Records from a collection
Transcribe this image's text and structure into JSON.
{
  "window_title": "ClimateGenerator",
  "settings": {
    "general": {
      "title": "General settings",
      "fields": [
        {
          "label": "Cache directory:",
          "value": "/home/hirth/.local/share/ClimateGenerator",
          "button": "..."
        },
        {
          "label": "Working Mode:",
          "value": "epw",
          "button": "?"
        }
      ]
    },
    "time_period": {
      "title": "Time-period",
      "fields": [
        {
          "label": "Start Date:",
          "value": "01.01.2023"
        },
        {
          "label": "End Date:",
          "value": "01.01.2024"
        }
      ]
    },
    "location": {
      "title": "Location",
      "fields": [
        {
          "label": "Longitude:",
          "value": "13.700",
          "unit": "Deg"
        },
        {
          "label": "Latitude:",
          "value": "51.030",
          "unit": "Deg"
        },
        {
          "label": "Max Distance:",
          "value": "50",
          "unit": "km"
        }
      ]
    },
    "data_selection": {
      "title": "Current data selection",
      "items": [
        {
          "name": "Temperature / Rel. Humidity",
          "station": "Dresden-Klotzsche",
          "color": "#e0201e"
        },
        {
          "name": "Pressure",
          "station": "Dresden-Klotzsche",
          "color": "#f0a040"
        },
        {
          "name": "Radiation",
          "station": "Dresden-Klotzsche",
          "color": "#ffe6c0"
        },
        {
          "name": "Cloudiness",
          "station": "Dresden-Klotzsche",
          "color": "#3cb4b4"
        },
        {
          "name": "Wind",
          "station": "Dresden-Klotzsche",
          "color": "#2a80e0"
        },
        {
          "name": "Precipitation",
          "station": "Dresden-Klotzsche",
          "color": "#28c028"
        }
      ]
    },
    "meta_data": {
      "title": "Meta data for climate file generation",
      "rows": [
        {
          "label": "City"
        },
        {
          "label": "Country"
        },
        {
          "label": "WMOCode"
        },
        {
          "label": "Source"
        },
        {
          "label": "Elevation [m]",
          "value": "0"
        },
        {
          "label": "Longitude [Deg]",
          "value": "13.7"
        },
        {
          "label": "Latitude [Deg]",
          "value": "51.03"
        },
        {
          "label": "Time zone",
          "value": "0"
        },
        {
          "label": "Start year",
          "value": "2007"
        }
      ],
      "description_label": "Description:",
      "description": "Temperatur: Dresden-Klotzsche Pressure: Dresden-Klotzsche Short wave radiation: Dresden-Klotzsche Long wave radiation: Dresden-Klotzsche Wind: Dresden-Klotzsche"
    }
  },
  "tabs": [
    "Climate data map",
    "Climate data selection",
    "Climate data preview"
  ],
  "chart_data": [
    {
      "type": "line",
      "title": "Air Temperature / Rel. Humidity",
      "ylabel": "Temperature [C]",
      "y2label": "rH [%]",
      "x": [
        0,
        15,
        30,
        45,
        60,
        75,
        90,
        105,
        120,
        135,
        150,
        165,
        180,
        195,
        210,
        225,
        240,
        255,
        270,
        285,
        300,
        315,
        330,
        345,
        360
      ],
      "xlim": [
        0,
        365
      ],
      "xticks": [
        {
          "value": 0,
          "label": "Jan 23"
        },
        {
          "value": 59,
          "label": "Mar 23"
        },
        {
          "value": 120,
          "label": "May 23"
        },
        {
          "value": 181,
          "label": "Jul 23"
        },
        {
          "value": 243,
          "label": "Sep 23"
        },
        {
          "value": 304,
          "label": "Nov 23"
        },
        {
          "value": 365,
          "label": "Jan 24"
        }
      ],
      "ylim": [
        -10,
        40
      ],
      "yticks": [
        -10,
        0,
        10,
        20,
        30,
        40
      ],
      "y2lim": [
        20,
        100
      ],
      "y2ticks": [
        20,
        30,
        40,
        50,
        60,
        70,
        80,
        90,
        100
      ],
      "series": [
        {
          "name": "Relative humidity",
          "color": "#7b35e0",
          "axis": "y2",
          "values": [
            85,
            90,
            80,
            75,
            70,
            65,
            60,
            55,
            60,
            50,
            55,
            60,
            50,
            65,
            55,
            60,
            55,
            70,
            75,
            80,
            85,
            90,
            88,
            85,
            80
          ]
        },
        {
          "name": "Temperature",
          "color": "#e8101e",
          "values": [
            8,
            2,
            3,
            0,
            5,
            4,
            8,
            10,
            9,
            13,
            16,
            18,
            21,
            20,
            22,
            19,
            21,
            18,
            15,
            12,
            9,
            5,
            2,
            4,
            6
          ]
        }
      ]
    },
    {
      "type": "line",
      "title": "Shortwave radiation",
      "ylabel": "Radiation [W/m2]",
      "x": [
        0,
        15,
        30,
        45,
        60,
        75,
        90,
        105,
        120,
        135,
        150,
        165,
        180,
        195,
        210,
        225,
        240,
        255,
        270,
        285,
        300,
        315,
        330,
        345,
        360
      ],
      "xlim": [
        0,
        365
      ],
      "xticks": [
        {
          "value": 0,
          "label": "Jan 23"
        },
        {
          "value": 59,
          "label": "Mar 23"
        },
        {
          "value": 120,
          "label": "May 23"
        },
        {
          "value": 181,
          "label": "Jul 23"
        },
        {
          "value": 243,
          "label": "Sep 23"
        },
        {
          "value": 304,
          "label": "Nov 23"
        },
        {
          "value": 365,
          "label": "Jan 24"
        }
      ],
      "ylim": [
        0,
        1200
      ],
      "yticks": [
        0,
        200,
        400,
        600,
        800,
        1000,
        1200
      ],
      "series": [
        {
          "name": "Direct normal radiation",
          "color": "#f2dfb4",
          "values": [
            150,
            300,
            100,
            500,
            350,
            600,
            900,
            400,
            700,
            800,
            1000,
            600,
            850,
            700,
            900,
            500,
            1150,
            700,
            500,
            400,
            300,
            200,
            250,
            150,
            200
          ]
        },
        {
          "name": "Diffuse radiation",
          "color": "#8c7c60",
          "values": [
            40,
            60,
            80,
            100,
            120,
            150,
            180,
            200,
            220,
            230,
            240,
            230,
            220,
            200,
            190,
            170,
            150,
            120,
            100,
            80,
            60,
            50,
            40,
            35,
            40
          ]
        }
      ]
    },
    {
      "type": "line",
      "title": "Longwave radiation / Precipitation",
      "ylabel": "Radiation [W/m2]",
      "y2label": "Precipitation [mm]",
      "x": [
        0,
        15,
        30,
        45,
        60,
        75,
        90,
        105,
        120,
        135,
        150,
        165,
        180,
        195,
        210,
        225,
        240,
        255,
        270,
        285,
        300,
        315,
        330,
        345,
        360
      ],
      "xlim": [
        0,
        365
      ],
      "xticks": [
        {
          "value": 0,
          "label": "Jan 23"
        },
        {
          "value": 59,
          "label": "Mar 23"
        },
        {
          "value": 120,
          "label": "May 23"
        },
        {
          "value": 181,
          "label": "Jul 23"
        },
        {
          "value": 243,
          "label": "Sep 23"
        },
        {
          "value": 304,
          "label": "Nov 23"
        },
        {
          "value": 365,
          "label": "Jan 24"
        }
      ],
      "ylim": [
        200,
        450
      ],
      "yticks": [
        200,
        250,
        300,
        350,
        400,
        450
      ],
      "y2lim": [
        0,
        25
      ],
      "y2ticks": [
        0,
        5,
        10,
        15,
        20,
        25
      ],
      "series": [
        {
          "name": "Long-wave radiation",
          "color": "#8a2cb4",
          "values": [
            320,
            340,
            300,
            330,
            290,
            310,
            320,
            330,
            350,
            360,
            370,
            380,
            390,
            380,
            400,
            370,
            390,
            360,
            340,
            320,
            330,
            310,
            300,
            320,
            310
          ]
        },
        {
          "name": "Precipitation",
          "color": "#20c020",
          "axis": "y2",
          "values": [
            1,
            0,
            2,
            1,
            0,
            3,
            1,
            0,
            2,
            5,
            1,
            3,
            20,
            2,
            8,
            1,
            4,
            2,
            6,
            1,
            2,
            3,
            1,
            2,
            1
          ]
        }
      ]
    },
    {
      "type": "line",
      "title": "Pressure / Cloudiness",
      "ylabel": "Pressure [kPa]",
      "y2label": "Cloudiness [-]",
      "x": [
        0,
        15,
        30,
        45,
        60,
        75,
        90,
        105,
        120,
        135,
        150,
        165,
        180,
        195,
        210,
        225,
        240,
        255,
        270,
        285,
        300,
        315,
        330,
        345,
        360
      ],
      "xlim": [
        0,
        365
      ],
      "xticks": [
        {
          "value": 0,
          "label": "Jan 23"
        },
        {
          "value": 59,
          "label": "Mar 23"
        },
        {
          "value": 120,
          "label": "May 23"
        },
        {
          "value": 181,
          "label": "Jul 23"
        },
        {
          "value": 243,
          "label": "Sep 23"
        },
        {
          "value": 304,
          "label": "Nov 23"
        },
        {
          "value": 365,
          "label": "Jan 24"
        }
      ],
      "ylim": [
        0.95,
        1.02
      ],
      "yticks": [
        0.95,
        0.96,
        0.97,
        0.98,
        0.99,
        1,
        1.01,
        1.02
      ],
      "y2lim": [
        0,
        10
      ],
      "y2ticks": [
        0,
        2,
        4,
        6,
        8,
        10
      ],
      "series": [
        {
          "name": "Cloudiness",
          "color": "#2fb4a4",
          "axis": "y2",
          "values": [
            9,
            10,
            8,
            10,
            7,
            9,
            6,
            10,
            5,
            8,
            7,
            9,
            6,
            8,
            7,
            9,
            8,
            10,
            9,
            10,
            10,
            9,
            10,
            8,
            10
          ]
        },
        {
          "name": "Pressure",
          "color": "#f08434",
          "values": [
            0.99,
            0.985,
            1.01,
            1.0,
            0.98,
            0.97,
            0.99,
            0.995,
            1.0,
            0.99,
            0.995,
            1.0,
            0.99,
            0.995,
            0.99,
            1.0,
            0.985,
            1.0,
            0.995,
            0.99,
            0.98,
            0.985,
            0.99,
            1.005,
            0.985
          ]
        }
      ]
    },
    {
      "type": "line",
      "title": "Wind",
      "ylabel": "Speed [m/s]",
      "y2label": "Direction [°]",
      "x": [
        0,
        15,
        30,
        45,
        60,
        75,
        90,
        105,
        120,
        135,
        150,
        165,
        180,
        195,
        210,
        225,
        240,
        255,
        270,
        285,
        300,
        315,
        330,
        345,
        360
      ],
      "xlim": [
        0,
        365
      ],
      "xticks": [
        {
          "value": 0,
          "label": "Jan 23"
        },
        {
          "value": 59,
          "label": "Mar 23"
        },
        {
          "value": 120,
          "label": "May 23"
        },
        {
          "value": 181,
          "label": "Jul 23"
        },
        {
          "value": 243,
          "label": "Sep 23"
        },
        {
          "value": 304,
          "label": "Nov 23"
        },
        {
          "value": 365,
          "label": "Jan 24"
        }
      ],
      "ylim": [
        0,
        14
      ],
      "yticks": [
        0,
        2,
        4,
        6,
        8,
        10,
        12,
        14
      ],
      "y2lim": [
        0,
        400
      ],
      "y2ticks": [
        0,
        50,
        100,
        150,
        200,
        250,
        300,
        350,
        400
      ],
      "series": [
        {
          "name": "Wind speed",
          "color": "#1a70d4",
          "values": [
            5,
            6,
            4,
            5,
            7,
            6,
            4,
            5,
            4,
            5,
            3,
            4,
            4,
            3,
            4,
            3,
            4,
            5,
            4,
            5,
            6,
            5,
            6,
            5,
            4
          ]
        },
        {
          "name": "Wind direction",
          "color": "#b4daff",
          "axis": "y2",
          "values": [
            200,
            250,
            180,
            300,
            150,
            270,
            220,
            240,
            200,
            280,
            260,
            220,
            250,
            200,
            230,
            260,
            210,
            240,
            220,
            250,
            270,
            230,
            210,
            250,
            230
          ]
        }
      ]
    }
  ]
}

• Given instruction:
Give only the number of lines in the entries that contain "Pressure".

• Response:
5